• Source passage:
═══

FIG. 3B shows, in an isometric perspective view, a side
cross-sectional section of the engageable operating mechanism 3a
assembled to the molded-case circuit breaker 1 shown in FIG. 1,
comprising the external rotating operating member 6, a second
fixing member 6a, the first fixing member 8 for the gear 7, fixed
to the center of the external rotating operating member 6, the
structural support base 9, the movable movement-converting support
10 comprising the rack portion 10a between other components,
wherein the movable movement-converting support 10 is seen to be
advanced, together with the operating handle 2 of the molded-case
circuit breaker 1 in the "ON" position, according to an exemplary
embodiment of the invention.
FIG. 4 shows, in an upper isometric perspective view, the
engageable operating mechanism 3a, comprising the structural
support base 9, the external rotating operating member 6,
comprising the second fixing member 6a controlled by an electric
protection and control cabinet door rod (not shown), and first and
second fixing elements 9a, 9b, wherein the rod (not shown) can be
positioned and fixed in a hole 6b, through the second fixing member
6a, according to an exemplary embodiment of the invention.
FIG. 5 shows, in an upper isometric view, an engageable operating
mechanism 3b, comprising an external rotating operating member 11,
a structural support base 9, and first and second fixing elements
9a, 9b according to an exemplary embodiment of the invention.
FIG. 6A shows, in an exploded upper perspective view, the
engageable operating mechanism 3b comprising in the upper part of
the assembly the external rotating operating member 11, an external
rotating grip handle 11a, an engagement cavity 11b, a direct
manual-activating operating button 11c, a positioning rod 11d, a
locking engagement 11e and a spring 11f.
The engageable operating mechanism 3b further comprises the
assembly side of the gear 7 comprising teeth 7a, a ring 7b, a first
set of recesses 7c of the ring, a cross-shaped latch 7d, second set
of recesses 7e.
The engageable operating mechanism 3b further comprises the movable
movement-converting support 10 provided with the built-in rack
portion 10a comprising teeth 10g, a lateral face 10i, a linear
lower sliding guide 10b, a linear upper sliding guide 10c, a seat
10d for a return spring 10e, an adaptation cavity 10f for the
operating handle 2 of the molded-case circuit breaker 1, as seen in
FIG. 1.
The engageable operating mechanism 3b further comprises in the
lower part the structural support base 9 comprising a side chamber
9d, side faces 9c, sliding rails 9e, lower bearing faces 9f, side
reliefs 9g, and first and second fixing elements 9a, 9b, the
structural support base 9 seen in greater details in FIGS. 9A and
9B, and a first fixing member 8 for a gear 7, the engageable
operating mechanism 3b engageable in position "OFF" according to an
exemplary embodiment of the invention.
FIG. 6B shows, in an exploded bottom perspective view, the
engageable operating mechanism 3b comprising in the upper assembly
part the external rotating operating member 11 comprising the
external rotating grip handle 11a, an engagement cavity 11b as seen
in FIG. 6A, the direct manual-activating operating button 11c, the
positioning rod 11d, the locking engagement 11e as seen in FIG. 6A,
a guide pin 11m and the spring 11f.

═══

• Dataset excerpt:
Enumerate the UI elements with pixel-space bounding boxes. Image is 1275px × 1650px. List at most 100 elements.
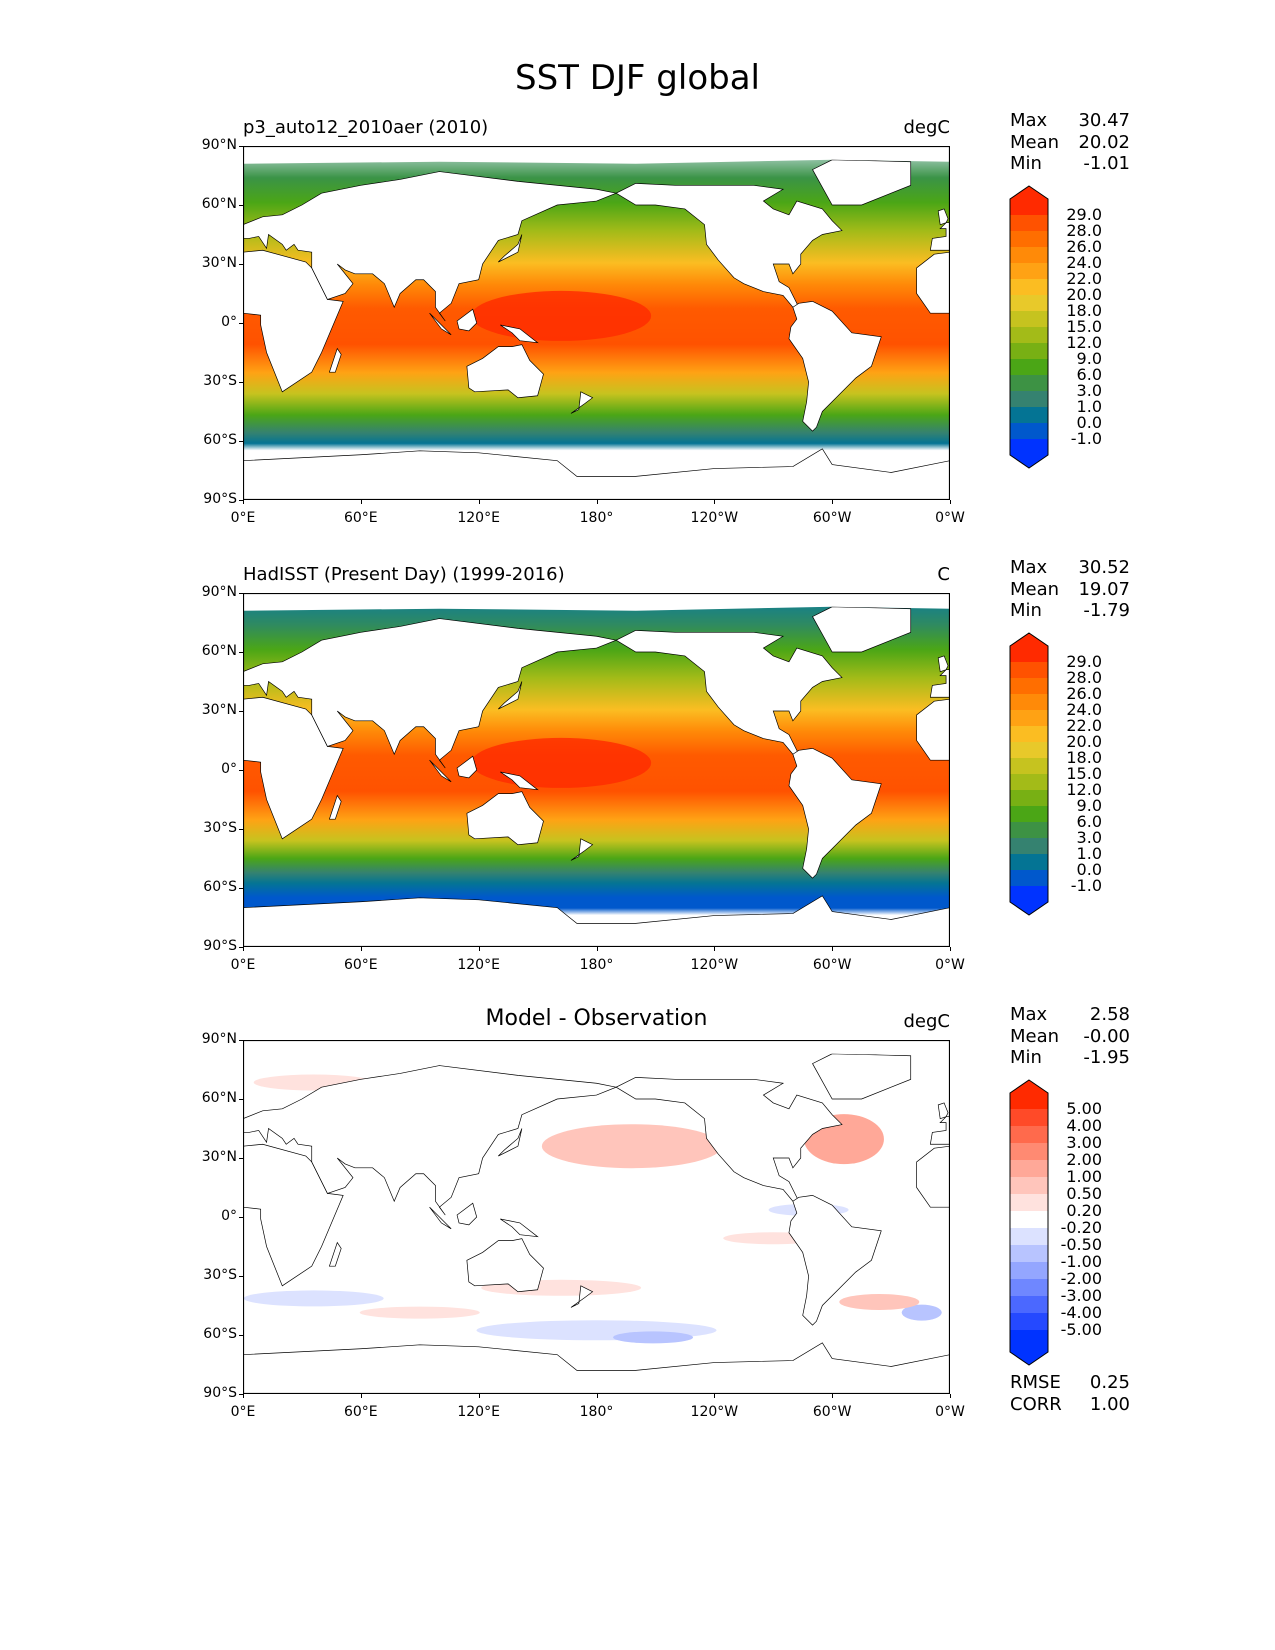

═══

• What you are asked to do:
Say whether each statement agrees with the circuit breaker passage, answering yes or no and quoting the words that decide it.
(a) In FIG. 4, the rod can be fixed in a hole 6b that passes through the second fixing member 6a.
(b) The structural support base 9 is shown in greater detail in FIGS. 7A and 7B.
(c) The parts listed for FIG. 6B include a guide pin 11m.

• Exercise output:
(a) Yes: "positioned and fixed in a hole 6b, through the second fixing member 6a"
(b) No: "seen in greater details in FIGS. 9A and 9B"
(c) Yes: "a guide pin 11m and the spring 11f"